**WHAT THIS TASK INVOLVES:** Copy all the data exactly, except the pictures.

**DATA RECORDS:**

+ + + + + + +

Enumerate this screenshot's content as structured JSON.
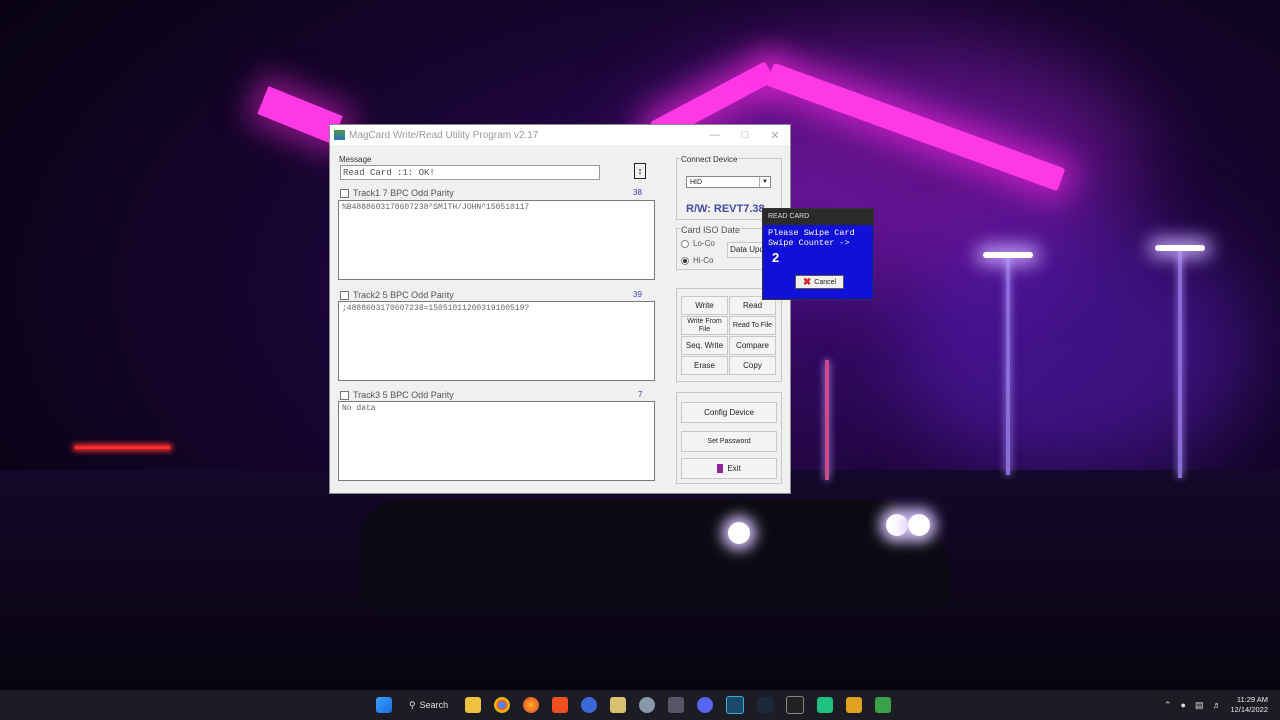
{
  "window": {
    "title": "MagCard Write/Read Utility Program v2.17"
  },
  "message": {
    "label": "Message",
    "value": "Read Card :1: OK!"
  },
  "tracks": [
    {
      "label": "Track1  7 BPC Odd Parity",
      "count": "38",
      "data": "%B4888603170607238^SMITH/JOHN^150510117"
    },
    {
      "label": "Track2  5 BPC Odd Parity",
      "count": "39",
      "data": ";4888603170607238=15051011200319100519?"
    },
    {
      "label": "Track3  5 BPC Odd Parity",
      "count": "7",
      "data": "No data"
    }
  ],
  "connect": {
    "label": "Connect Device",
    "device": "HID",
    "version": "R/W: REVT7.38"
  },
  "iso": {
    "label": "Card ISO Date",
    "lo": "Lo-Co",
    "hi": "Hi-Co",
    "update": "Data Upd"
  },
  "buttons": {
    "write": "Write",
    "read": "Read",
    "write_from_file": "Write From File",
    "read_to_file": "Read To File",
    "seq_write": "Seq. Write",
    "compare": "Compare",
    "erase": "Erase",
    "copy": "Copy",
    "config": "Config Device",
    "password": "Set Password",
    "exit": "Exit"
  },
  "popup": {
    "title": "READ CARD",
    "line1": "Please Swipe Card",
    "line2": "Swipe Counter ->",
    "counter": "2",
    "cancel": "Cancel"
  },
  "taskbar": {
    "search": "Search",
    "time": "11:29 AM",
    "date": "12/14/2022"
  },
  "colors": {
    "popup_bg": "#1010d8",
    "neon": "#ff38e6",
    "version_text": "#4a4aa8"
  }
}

+ + + + + + +

**EXERCISE RESULT:**
Enumerate this screenshot's content as structured JSON.
{
  "window": {
    "title": "MagCard Write/Read Utility Program v2.17"
  },
  "message": {
    "label": "Message",
    "value": "Read Card :1: OK!"
  },
  "tracks": [
    {
      "label": "Track1  7 BPC Odd Parity",
      "count": "38",
      "data": "%B4888603170607238^SMITH/JOHN^150510117"
    },
    {
      "label": "Track2  5 BPC Odd Parity",
      "count": "39",
      "data": ";4888603170607238=15051011200319100519?"
    },
    {
      "label": "Track3  5 BPC Odd Parity",
      "count": "7",
      "data": "No data"
    }
  ],
  "connect": {
    "label": "Connect Device",
    "device": "HID",
    "version": "R/W: REVT7.38"
  },
  "iso": {
    "label": "Card ISO Date",
    "lo": "Lo-Co",
    "hi": "Hi-Co",
    "update": "Data Upd"
  },
  "buttons": {
    "write": "Write",
    "read": "Read",
    "write_from_file": "Write From File",
    "read_to_file": "Read To File",
    "seq_write": "Seq. Write",
    "compare": "Compare",
    "erase": "Erase",
    "copy": "Copy",
    "config": "Config Device",
    "password": "Set Password",
    "exit": "Exit"
  },
  "popup": {
    "title": "READ CARD",
    "line1": "Please Swipe Card",
    "line2": "Swipe Counter ->",
    "counter": "2",
    "cancel": "Cancel"
  },
  "taskbar": {
    "search": "Search",
    "time": "11:29 AM",
    "date": "12/14/2022"
  },
  "colors": {
    "popup_bg": "#1010d8",
    "neon": "#ff38e6",
    "version_text": "#4a4aa8"
  }
}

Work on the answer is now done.